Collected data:
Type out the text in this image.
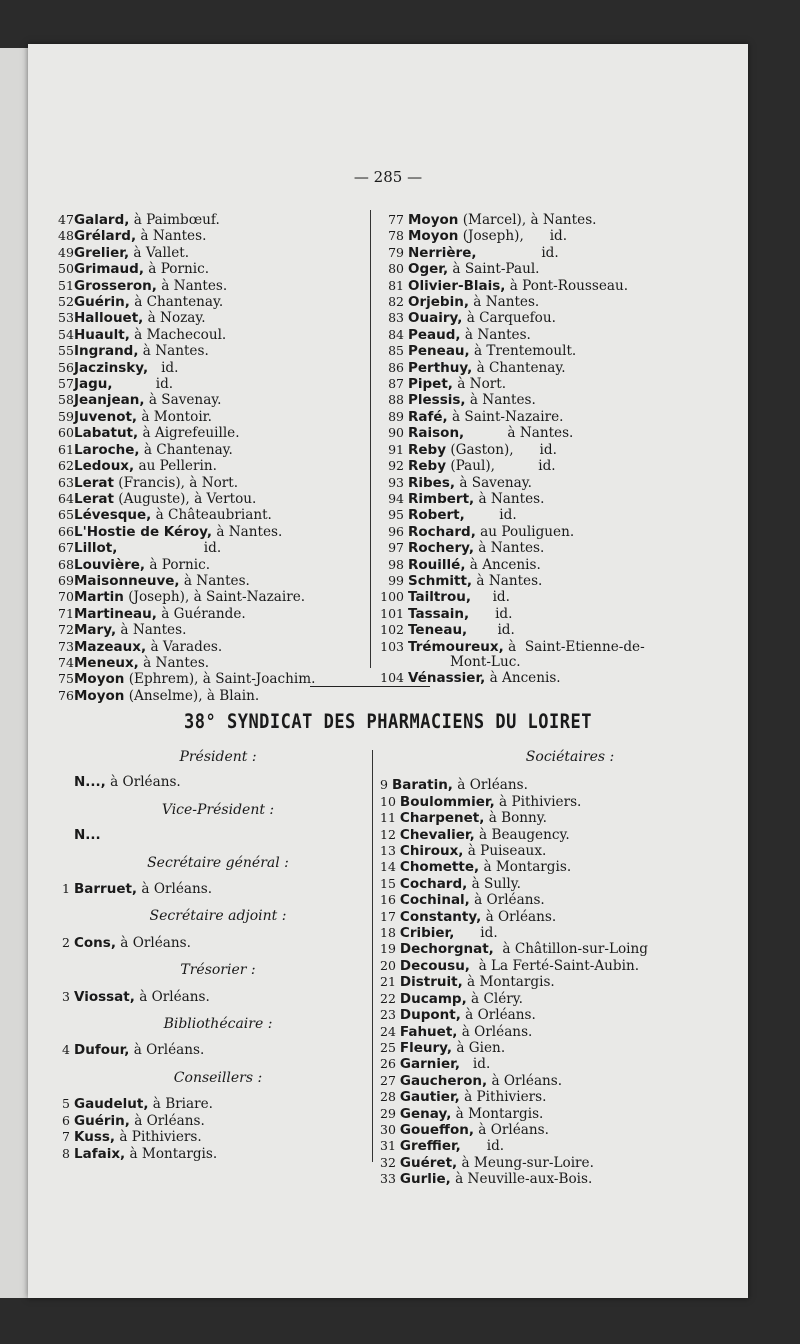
— 285 —
47Galard, à Paimbœuf.
48Grélard, à Nantes.
49Grelier, à Vallet.
50Grimaud, à Pornic.
51Grosseron, à Nantes.
52Guérin, à Chantenay.
53Hallouet, à Nozay.
54Huault, à Machecoul.
55Ingrand, à Nantes.
56Jaczinsky,   id.
57Jagu,          id.
58Jeanjean, à Savenay.
59Juvenot, à Montoir.
60Labatut, à Aigrefeuille.
61Laroche, à Chantenay.
62Ledoux, au Pellerin.
63Lerat (Francis), à Nort.
64Lerat (Auguste), à Vertou.
65Lévesque, à Châteaubriant.
66L'Hostie de Kéroy, à Nantes.
67Lillot,                    id.
68Louvière, à Pornic.
69Maisonneuve, à Nantes.
70Martin (Joseph), à Saint-Nazaire.
71Martineau, à Guérande.
72Mary, à Nantes.
73Mazeaux, à Varades.
74Meneux, à Nantes.
75Moyon (Ephrem), à Saint-Joachim.
76Moyon (Anselme), à Blain.
77 Moyon (Marcel), à Nantes.
78 Moyon (Joseph),      id.
79 Nerrière,               id.
80 Oger, à Saint-Paul.
81 Olivier-Blais, à Pont-Rousseau.
82 Orjebin, à Nantes.
83 Ouairy, à Carquefou.
84 Peaud, à Nantes.
85 Peneau, à Trentemoult.
86 Perthuy, à Chantenay.
87 Pipet, à Nort.
88 Plessis, à Nantes.
89 Rafé, à Saint-Nazaire.
90 Raison,          à Nantes.
91 Reby (Gaston),      id.
92 Reby (Paul),          id.
93 Ribes, à Savenay.
94 Rimbert, à Nantes.
95 Robert,        id.
96 Rochard, au Pouliguen.
97 Rochery, à Nantes.
98 Rouillé, à Ancenis.
99 Schmitt, à Nantes.
100 Tailtrou,     id.
101 Tassain,      id.
102 Teneau,       id.
103 Trémoureux, à  Saint-Etienne-de-
Mont-Luc.
104 Vénassier, à Ancenis.
38° SYNDICAT DES PHARMACIENS DU LOIRET
Président :
N..., à Orléans.
Vice-Président :
N...
Secrétaire général :
1 Barruet, à Orléans.
Secrétaire adjoint :
2 Cons, à Orléans.
Trésorier :
3 Viossat, à Orléans.
Bibliothécaire :
4 Dufour, à Orléans.
Conseillers :
5 Gaudelut, à Briare.
6 Guérin, à Orléans.
7 Kuss, à Pithiviers.
8 Lafaix, à Montargis.
Sociétaires :
9 Baratin, à Orléans.
10 Boulommier, à Pithiviers.
11 Charpenet, à Bonny.
12 Chevalier, à Beaugency.
13 Chiroux, à Puiseaux.
14 Chomette, à Montargis.
15 Cochard, à Sully.
16 Cochinal, à Orléans.
17 Constanty, à Orléans.
18 Cribier,      id.
19 Dechorgnat,  à Châtillon-sur-Loing
20 Decousu,  à La Ferté-Saint-Aubin.
21 Distruit, à Montargis.
22 Ducamp, à Cléry.
23 Dupont, à Orléans.
24 Fahuet, à Orléans.
25 Fleury, à Gien.
26 Garnier,   id.
27 Gaucheron, à Orléans.
28 Gautier, à Pithiviers.
29 Genay, à Montargis.
30 Goueffon, à Orléans.
31 Greffier,      id.
32 Guéret, à Meung-sur-Loire.
33 Gurlie, à Neuville-aux-Bois.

=== Problem statement ===
Reproduce the material above in full, exactly, with no images.

=== Full solution ===
Type out the text in this image.
— 285 —
47Galard, à Paimbœuf.
48Grélard, à Nantes.
49Grelier, à Vallet.
50Grimaud, à Pornic.
51Grosseron, à Nantes.
52Guérin, à Chantenay.
53Hallouet, à Nozay.
54Huault, à Machecoul.
55Ingrand, à Nantes.
56Jaczinsky,   id.
57Jagu,          id.
58Jeanjean, à Savenay.
59Juvenot, à Montoir.
60Labatut, à Aigrefeuille.
61Laroche, à Chantenay.
62Ledoux, au Pellerin.
63Lerat (Francis), à Nort.
64Lerat (Auguste), à Vertou.
65Lévesque, à Châteaubriant.
66L'Hostie de Kéroy, à Nantes.
67Lillot,                    id.
68Louvière, à Pornic.
69Maisonneuve, à Nantes.
70Martin (Joseph), à Saint-Nazaire.
71Martineau, à Guérande.
72Mary, à Nantes.
73Mazeaux, à Varades.
74Meneux, à Nantes.
75Moyon (Ephrem), à Saint-Joachim.
76Moyon (Anselme), à Blain.
77 Moyon (Marcel), à Nantes.
78 Moyon (Joseph),      id.
79 Nerrière,               id.
80 Oger, à Saint-Paul.
81 Olivier-Blais, à Pont-Rousseau.
82 Orjebin, à Nantes.
83 Ouairy, à Carquefou.
84 Peaud, à Nantes.
85 Peneau, à Trentemoult.
86 Perthuy, à Chantenay.
87 Pipet, à Nort.
88 Plessis, à Nantes.
89 Rafé, à Saint-Nazaire.
90 Raison,          à Nantes.
91 Reby (Gaston),      id.
92 Reby (Paul),          id.
93 Ribes, à Savenay.
94 Rimbert, à Nantes.
95 Robert,        id.
96 Rochard, au Pouliguen.
97 Rochery, à Nantes.
98 Rouillé, à Ancenis.
99 Schmitt, à Nantes.
100 Tailtrou,     id.
101 Tassain,      id.
102 Teneau,       id.
103 Trémoureux, à  Saint-Etienne-de-
Mont-Luc.
104 Vénassier, à Ancenis.
38° SYNDICAT DES PHARMACIENS DU LOIRET
Président :
N..., à Orléans.
Vice-Président :
N...
Secrétaire général :
1 Barruet, à Orléans.
Secrétaire adjoint :
2 Cons, à Orléans.
Trésorier :
3 Viossat, à Orléans.
Bibliothécaire :
4 Dufour, à Orléans.
Conseillers :
5 Gaudelut, à Briare.
6 Guérin, à Orléans.
7 Kuss, à Pithiviers.
8 Lafaix, à Montargis.
Sociétaires :
9 Baratin, à Orléans.
10 Boulommier, à Pithiviers.
11 Charpenet, à Bonny.
12 Chevalier, à Beaugency.
13 Chiroux, à Puiseaux.
14 Chomette, à Montargis.
15 Cochard, à Sully.
16 Cochinal, à Orléans.
17 Constanty, à Orléans.
18 Cribier,      id.
19 Dechorgnat,  à Châtillon-sur-Loing
20 Decousu,  à La Ferté-Saint-Aubin.
21 Distruit, à Montargis.
22 Ducamp, à Cléry.
23 Dupont, à Orléans.
24 Fahuet, à Orléans.
25 Fleury, à Gien.
26 Garnier,   id.
27 Gaucheron, à Orléans.
28 Gautier, à Pithiviers.
29 Genay, à Montargis.
30 Goueffon, à Orléans.
31 Greffier,      id.
32 Guéret, à Meung-sur-Loire.
33 Gurlie, à Neuville-aux-Bois.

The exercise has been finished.